WHAT IS BEING ASKED: Copy out all of the data exactly as it appears.

(Saved entries)
---

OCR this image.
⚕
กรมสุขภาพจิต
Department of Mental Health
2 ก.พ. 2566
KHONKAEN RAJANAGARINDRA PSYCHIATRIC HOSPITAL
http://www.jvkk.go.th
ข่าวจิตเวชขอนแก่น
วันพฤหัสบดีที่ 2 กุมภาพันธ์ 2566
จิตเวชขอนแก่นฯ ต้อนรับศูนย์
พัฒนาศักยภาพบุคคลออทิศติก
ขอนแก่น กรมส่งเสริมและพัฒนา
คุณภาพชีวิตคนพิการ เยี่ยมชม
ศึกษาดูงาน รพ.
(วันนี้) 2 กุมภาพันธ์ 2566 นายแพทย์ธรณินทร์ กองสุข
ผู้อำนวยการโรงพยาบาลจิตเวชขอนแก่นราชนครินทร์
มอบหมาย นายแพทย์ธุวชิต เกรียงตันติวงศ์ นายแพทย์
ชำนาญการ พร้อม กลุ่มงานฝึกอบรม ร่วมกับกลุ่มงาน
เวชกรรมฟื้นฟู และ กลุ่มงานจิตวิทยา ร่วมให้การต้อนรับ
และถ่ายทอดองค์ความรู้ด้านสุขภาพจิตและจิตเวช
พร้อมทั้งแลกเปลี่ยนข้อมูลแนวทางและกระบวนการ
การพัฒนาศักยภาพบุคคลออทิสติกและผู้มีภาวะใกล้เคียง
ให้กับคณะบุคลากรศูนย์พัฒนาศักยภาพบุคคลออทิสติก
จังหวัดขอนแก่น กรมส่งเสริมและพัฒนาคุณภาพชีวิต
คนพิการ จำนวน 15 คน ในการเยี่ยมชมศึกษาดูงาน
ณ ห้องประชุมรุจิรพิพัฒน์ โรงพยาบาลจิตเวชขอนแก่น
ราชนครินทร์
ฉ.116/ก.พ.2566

---

REPLY:
OCR this image.
⚕
กรมสุขภาพจิต
Department of Mental Health
2 ก.พ. 2566
KHONKAEN RAJANAGARINDRA PSYCHIATRIC HOSPITAL
http://www.jvkk.go.th
ข่าวจิตเวชขอนแก่น
วันพฤหัสบดีที่ 2 กุมภาพันธ์ 2566
จิตเวชขอนแก่นฯ ต้อนรับศูนย์
พัฒนาศักยภาพบุคคลออทิศติก
ขอนแก่น กรมส่งเสริมและพัฒนา
คุณภาพชีวิตคนพิการ เยี่ยมชม
ศึกษาดูงาน รพ.
(วันนี้) 2 กุมภาพันธ์ 2566 นายแพทย์ธรณินทร์ กองสุข
ผู้อำนวยการโรงพยาบาลจิตเวชขอนแก่นราชนครินทร์
มอบหมาย นายแพทย์ธุวชิต เกรียงตันติวงศ์ นายแพทย์
ชำนาญการ พร้อม กลุ่มงานฝึกอบรม ร่วมกับกลุ่มงาน
เวชกรรมฟื้นฟู และ กลุ่มงานจิตวิทยา ร่วมให้การต้อนรับ
และถ่ายทอดองค์ความรู้ด้านสุขภาพจิตและจิตเวช
พร้อมทั้งแลกเปลี่ยนข้อมูลแนวทางและกระบวนการ
การพัฒนาศักยภาพบุคคลออทิสติกและผู้มีภาวะใกล้เคียง
ให้กับคณะบุคลากรศูนย์พัฒนาศักยภาพบุคคลออทิสติก
จังหวัดขอนแก่น กรมส่งเสริมและพัฒนาคุณภาพชีวิต
คนพิการ จำนวน 15 คน ในการเยี่ยมชมศึกษาดูงาน
ณ ห้องประชุมรุจิรพิพัฒน์ โรงพยาบาลจิตเวชขอนแก่น
ราชนครินทร์
ฉ.116/ก.พ.2566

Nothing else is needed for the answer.